◆ **Records from a data source**:
-- start --
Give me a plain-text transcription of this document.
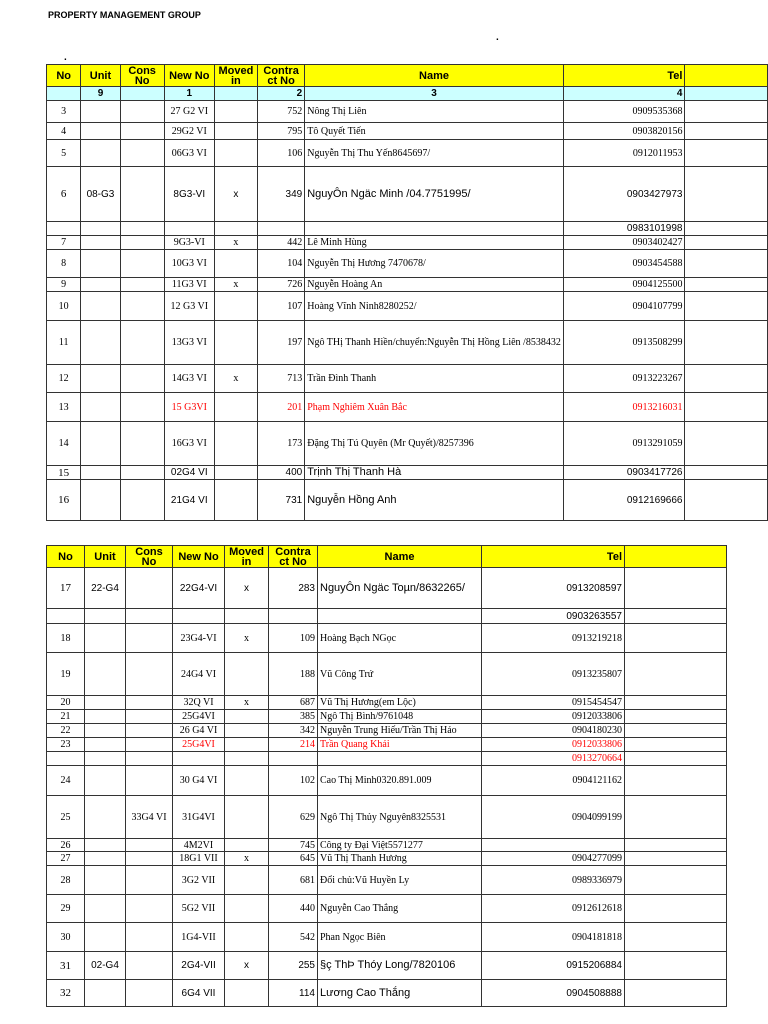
PROPERTY MANAGEMENT GROUP
.
.
No	Unit	Cons No	New No	Moved in	Contra ct No	Name	Tel	
	9		1		2	3	4	
3			27 G2 VI		752	Nông Thị Liên	0909535368	
4			29G2 VI		795	Tô Quyết Tiến	0903820156	
5			06G3 VI		106	Nguyễn Thị Thu Yến8645697/	0912011953	
6	08-G3		8G3-VI	x	349	NguyÔn Ngäc Minh /04.7751995/	0903427973	
							0983101998	
7			9G3-VI	x	442	Lê Minh Hùng	0903402427	
8			10G3 VI		104	Nguyễn Thị Hương 7470678/	0903454588	
9			11G3 VI	x	726	Nguyễn Hoàng An	0904125500	
10			12 G3 VI		107	Hoàng Vĩnh Ninh8280252/	0904107799	
11			13G3 VI		197	Ngô THị Thanh Hiền/chuyển:Nguyễn Thị Hồng Liên /8538432	0913508299	
12			14G3 VI	x	713	Trần Đình Thanh	0913223267	
13			15 G3VI		201	Phạm Nghiêm Xuân Bắc	0913216031	
14			16G3 VI		173	Đặng Thị Tú Quyên (Mr Quyết)/8257396	0913291059	
15			02G4 VI		400	Trịnh Thị Thanh Hà	0903417726	
16			21G4 VI		731	Nguyễn Hồng Anh	0912169666	
No	Unit	Cons No	New No	Moved in	Contra ct No	Name	Tel	
17	22-G4		22G4-VI	x	283	NguyÔn Ngäc Toµn/8632265/	0913208597	
							0903263557	
18			23G4-VI	x	109	Hoàng Bạch NGọc	0913219218	
19			24G4 VI		188	Vũ Công Trứ	0913235807	
20			32Q VI	x	687	Vũ Thị Hương(em Lộc)	0915454547	
21			25G4VI		385	Ngô Thị Bình/9761048	0912033806	
22			26 G4 VI		342	Nguyễn Trung Hiếu/Trần Thị Hảo	0904180230	
23			25G4VI		214	Trần Quang Khải	0912033806	
							0913270664	
24			30 G4 VI		102	Cao Thị Minh0320.891.009	0904121162	
25		33G4 VI	31G4VI		629	Ngô Thị Thủy Nguyên8325531	0904099199	
26			4M2VI		745	Công ty Đại Việt5571277		
27			18G1 VII	x	645	Vũ Thị Thanh Hương	0904277099	
28			3G2 VII		681	Đổi chủ:Vũ Huyền Ly	0989336979	
29			5G2 VII		440	Nguyễn Cao Thắng	0912612618	
30			1G4-VII		542	Phan Ngọc Biên	0904181818	
31	02-G4		2G4-VII	x	255	§ç ThÞ Thóy Long/7820106	0915206884	
32			6G4 VII		114	Lương Cao Thắng	0904508888	
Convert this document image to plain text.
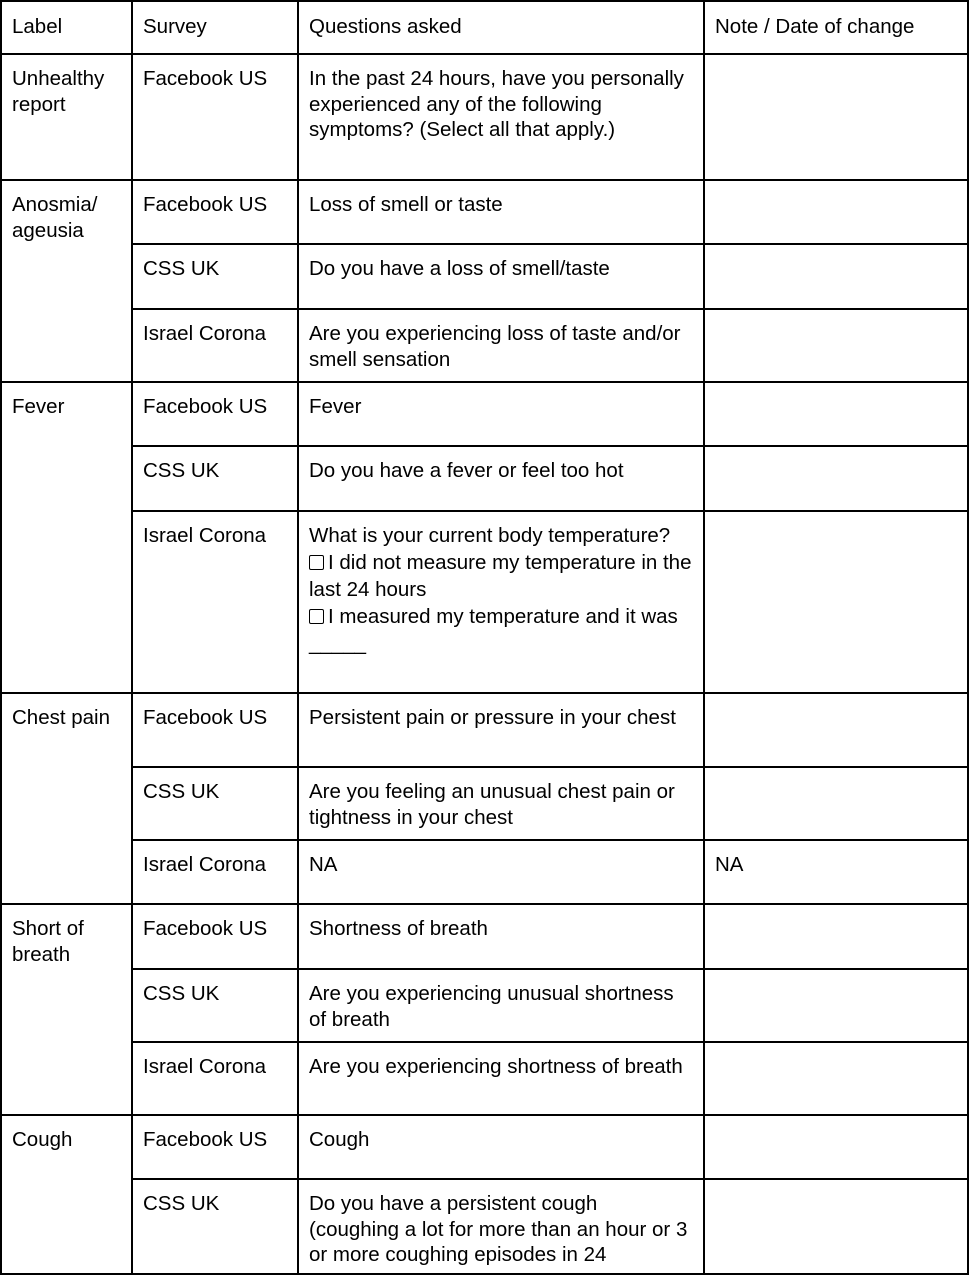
Label	Survey	Questions asked	Note / Date of change
Unhealthy report	Facebook US	In the past 24 hours, have you personally experienced any of the following symptoms? (Select all that apply.)	
Anosmia/ ageusia	Facebook US	Loss of smell or taste	
	CSS UK	Do you have a loss of smell/taste	
	Israel Corona	Are you experiencing loss of taste and/or smell sensation	
Fever	Facebook US	Fever	
	CSS UK	Do you have a fever or feel too hot	
	Israel Corona	What is your current body temperature?
I did not measure my temperature in the last 24 hours
I measured my temperature and it was _____	

Chest pain	Facebook US	Persistent pain or pressure in your chest	
	CSS UK	Are you feeling an unusual chest pain or tightness in your chest	
	Israel Corona	NA	NA
Short of breath	Facebook US	Shortness of breath	
	CSS UK	Are you experiencing unusual shortness of breath	
	Israel Corona	Are you experiencing shortness of breath	
Cough	Facebook US	Cough	
	CSS UK	Do you have a persistent cough (coughing a lot for more than an hour or 3 or more coughing episodes in 24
-- end --
◆ **TASK DESCRIPTION**: Search the data for the string "hours". List each line that has it.

◆ **THE RESPONSE**:
Unhealthy report	Facebook US	In the past 24 hours, have you personally experienced any of the following symptoms? (Select all that apply.)	
I did not measure my temperature in the last 24 hours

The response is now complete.